--- START ---

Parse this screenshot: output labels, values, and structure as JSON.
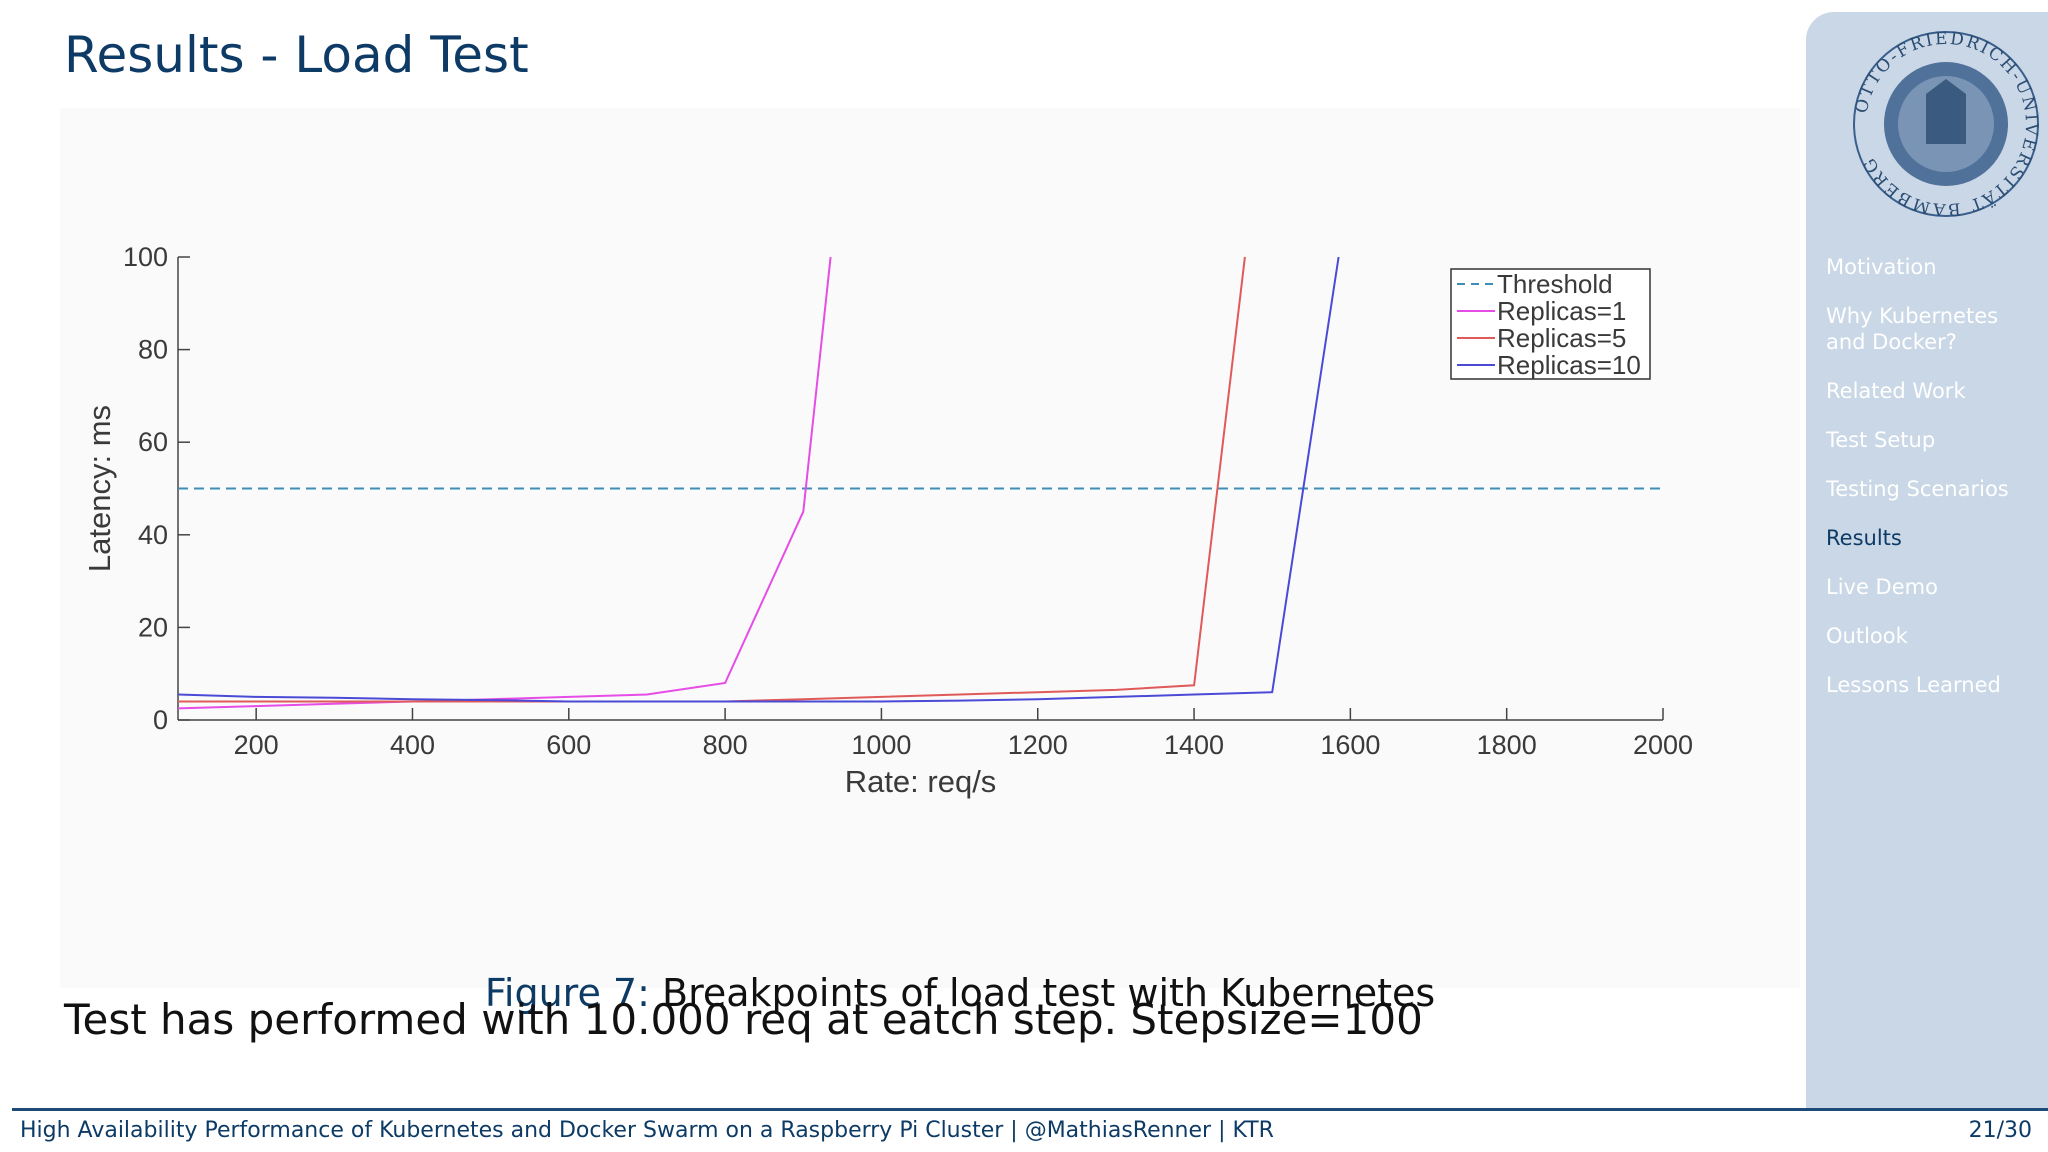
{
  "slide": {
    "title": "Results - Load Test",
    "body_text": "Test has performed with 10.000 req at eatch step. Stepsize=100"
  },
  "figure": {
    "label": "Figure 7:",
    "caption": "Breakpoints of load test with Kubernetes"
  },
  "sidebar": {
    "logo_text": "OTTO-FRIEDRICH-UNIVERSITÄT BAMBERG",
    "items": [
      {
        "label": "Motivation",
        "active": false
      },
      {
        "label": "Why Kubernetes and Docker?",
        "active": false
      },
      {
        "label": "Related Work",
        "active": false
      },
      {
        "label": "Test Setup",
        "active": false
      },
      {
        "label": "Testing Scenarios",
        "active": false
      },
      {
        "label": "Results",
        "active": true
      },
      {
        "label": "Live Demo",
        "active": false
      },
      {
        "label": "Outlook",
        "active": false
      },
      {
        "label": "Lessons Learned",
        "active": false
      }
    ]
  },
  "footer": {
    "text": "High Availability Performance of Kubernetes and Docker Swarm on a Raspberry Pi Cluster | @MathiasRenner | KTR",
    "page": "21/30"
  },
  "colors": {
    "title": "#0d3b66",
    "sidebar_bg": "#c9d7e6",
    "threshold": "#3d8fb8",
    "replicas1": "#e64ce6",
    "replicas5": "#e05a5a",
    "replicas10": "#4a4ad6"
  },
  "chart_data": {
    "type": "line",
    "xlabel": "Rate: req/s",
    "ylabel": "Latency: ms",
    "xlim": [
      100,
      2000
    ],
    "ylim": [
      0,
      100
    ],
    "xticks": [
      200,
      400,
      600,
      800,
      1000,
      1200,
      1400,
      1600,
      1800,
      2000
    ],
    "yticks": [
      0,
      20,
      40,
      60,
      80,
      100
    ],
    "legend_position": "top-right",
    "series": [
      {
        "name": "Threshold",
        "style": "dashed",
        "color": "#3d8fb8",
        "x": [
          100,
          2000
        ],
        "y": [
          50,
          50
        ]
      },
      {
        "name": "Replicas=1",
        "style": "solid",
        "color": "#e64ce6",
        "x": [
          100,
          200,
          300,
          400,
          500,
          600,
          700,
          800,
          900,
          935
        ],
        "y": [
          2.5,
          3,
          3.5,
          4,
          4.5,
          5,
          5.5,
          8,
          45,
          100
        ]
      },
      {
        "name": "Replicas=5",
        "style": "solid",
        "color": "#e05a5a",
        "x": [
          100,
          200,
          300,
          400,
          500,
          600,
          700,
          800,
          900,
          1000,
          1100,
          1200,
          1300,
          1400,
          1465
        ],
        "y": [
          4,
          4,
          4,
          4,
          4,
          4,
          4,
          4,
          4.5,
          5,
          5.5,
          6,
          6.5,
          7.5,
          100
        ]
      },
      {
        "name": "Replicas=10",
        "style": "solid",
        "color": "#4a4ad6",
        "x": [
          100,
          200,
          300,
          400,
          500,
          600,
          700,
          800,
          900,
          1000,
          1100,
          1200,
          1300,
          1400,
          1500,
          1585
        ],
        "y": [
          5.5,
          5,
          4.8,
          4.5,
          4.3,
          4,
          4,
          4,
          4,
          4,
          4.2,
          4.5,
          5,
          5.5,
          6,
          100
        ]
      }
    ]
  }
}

--- END ---

### What is being asked
From the listing above, print every entry precisely and drop the pictures.

### Solution to this exercise
Parse this screenshot: output labels, values, and structure as JSON.
{
  "slide": {
    "title": "Results - Load Test",
    "body_text": "Test has performed with 10.000 req at eatch step. Stepsize=100"
  },
  "figure": {
    "label": "Figure 7:",
    "caption": "Breakpoints of load test with Kubernetes"
  },
  "sidebar": {
    "logo_text": "OTTO-FRIEDRICH-UNIVERSITÄT BAMBERG",
    "items": [
      {
        "label": "Motivation",
        "active": false
      },
      {
        "label": "Why Kubernetes and Docker?",
        "active": false
      },
      {
        "label": "Related Work",
        "active": false
      },
      {
        "label": "Test Setup",
        "active": false
      },
      {
        "label": "Testing Scenarios",
        "active": false
      },
      {
        "label": "Results",
        "active": true
      },
      {
        "label": "Live Demo",
        "active": false
      },
      {
        "label": "Outlook",
        "active": false
      },
      {
        "label": "Lessons Learned",
        "active": false
      }
    ]
  },
  "footer": {
    "text": "High Availability Performance of Kubernetes and Docker Swarm on a Raspberry Pi Cluster | @MathiasRenner | KTR",
    "page": "21/30"
  },
  "colors": {
    "title": "#0d3b66",
    "sidebar_bg": "#c9d7e6",
    "threshold": "#3d8fb8",
    "replicas1": "#e64ce6",
    "replicas5": "#e05a5a",
    "replicas10": "#4a4ad6"
  },
  "chart_data": {
    "type": "line",
    "xlabel": "Rate: req/s",
    "ylabel": "Latency: ms",
    "xlim": [
      100,
      2000
    ],
    "ylim": [
      0,
      100
    ],
    "xticks": [
      200,
      400,
      600,
      800,
      1000,
      1200,
      1400,
      1600,
      1800,
      2000
    ],
    "yticks": [
      0,
      20,
      40,
      60,
      80,
      100
    ],
    "legend_position": "top-right",
    "series": [
      {
        "name": "Threshold",
        "style": "dashed",
        "color": "#3d8fb8",
        "x": [
          100,
          2000
        ],
        "y": [
          50,
          50
        ]
      },
      {
        "name": "Replicas=1",
        "style": "solid",
        "color": "#e64ce6",
        "x": [
          100,
          200,
          300,
          400,
          500,
          600,
          700,
          800,
          900,
          935
        ],
        "y": [
          2.5,
          3,
          3.5,
          4,
          4.5,
          5,
          5.5,
          8,
          45,
          100
        ]
      },
      {
        "name": "Replicas=5",
        "style": "solid",
        "color": "#e05a5a",
        "x": [
          100,
          200,
          300,
          400,
          500,
          600,
          700,
          800,
          900,
          1000,
          1100,
          1200,
          1300,
          1400,
          1465
        ],
        "y": [
          4,
          4,
          4,
          4,
          4,
          4,
          4,
          4,
          4.5,
          5,
          5.5,
          6,
          6.5,
          7.5,
          100
        ]
      },
      {
        "name": "Replicas=10",
        "style": "solid",
        "color": "#4a4ad6",
        "x": [
          100,
          200,
          300,
          400,
          500,
          600,
          700,
          800,
          900,
          1000,
          1100,
          1200,
          1300,
          1400,
          1500,
          1585
        ],
        "y": [
          5.5,
          5,
          4.8,
          4.5,
          4.3,
          4,
          4,
          4,
          4,
          4,
          4.2,
          4.5,
          5,
          5.5,
          6,
          100
        ]
      }
    ]
  }
}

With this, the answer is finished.